# TO BE DONE
Check each line of the material below, and copy it if it holds the string "swap".

::: SOURCE MATERIAL :::

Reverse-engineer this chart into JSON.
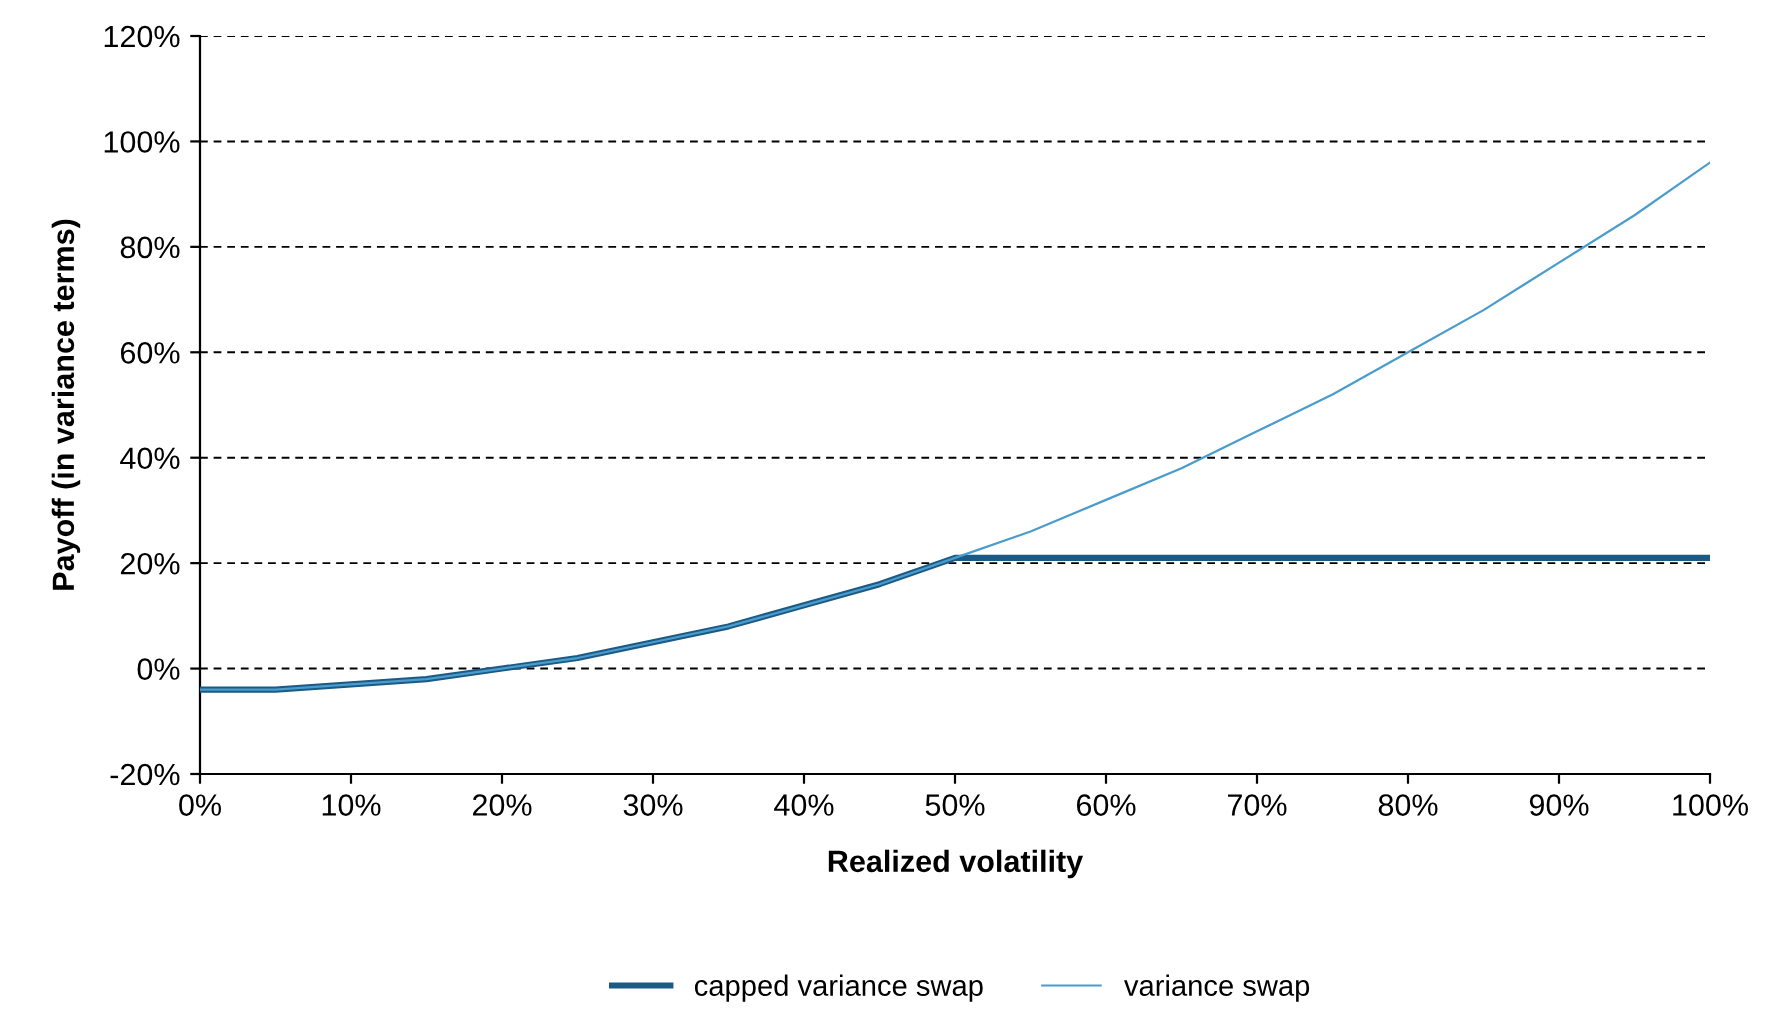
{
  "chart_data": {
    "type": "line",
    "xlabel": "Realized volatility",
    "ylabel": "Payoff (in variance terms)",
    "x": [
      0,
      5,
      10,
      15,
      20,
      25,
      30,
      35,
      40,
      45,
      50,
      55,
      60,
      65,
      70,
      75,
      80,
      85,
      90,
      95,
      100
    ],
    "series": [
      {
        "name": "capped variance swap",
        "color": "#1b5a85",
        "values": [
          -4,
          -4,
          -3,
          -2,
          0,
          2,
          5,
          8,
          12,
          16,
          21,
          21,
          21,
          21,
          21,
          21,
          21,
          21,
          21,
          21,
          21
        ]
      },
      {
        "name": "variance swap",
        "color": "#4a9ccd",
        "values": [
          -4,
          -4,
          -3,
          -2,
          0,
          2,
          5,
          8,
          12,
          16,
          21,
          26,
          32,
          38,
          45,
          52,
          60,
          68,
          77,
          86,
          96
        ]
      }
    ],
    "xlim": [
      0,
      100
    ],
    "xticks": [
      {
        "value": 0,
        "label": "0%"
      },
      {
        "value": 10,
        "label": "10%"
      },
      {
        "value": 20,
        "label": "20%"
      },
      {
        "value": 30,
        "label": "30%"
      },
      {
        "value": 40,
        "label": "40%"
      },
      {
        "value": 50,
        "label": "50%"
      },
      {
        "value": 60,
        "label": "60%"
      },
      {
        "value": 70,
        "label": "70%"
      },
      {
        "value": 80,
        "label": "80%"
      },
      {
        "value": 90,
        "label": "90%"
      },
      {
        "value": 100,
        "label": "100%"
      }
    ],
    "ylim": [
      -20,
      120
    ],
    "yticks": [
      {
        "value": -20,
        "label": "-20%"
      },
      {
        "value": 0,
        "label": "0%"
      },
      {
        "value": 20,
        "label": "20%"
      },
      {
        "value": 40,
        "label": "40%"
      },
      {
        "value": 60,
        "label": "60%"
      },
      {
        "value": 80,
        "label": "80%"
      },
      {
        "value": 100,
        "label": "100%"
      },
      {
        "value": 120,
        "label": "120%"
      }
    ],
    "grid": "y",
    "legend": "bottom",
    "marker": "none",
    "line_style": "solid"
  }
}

:::

# THE OUTPUT
        "name": "capped variance swap",
        "name": "variance swap",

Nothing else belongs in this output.